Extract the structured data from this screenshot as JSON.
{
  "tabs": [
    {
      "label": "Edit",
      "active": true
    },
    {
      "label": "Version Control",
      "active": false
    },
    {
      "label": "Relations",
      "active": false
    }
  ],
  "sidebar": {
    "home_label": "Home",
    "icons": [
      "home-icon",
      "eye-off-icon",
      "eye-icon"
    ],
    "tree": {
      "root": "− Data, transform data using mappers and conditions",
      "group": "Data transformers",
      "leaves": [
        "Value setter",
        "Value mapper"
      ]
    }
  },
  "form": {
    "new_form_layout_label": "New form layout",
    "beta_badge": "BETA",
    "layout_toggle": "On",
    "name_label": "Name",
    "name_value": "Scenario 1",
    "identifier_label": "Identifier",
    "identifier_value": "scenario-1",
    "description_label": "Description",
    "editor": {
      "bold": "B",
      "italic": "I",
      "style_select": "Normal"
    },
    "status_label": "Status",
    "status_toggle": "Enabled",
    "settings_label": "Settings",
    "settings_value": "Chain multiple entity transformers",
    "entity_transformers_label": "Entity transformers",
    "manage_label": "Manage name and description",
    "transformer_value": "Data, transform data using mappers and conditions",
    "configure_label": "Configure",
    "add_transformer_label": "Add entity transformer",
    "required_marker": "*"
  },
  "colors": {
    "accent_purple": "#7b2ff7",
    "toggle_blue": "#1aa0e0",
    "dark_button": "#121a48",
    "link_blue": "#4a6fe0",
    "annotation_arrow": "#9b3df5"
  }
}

+ + + +

## [DO THIS]
Quote each line of the listing above exactly.

## [THE REPLY]
Extract the structured data from this screenshot as JSON.
{
  "tabs": [
    {
      "label": "Edit",
      "active": true
    },
    {
      "label": "Version Control",
      "active": false
    },
    {
      "label": "Relations",
      "active": false
    }
  ],
  "sidebar": {
    "home_label": "Home",
    "icons": [
      "home-icon",
      "eye-off-icon",
      "eye-icon"
    ],
    "tree": {
      "root": "− Data, transform data using mappers and conditions",
      "group": "Data transformers",
      "leaves": [
        "Value setter",
        "Value mapper"
      ]
    }
  },
  "form": {
    "new_form_layout_label": "New form layout",
    "beta_badge": "BETA",
    "layout_toggle": "On",
    "name_label": "Name",
    "name_value": "Scenario 1",
    "identifier_label": "Identifier",
    "identifier_value": "scenario-1",
    "description_label": "Description",
    "editor": {
      "bold": "B",
      "italic": "I",
      "style_select": "Normal"
    },
    "status_label": "Status",
    "status_toggle": "Enabled",
    "settings_label": "Settings",
    "settings_value": "Chain multiple entity transformers",
    "entity_transformers_label": "Entity transformers",
    "manage_label": "Manage name and description",
    "transformer_value": "Data, transform data using mappers and conditions",
    "configure_label": "Configure",
    "add_transformer_label": "Add entity transformer",
    "required_marker": "*"
  },
  "colors": {
    "accent_purple": "#7b2ff7",
    "toggle_blue": "#1aa0e0",
    "dark_button": "#121a48",
    "link_blue": "#4a6fe0",
    "annotation_arrow": "#9b3df5"
  }
}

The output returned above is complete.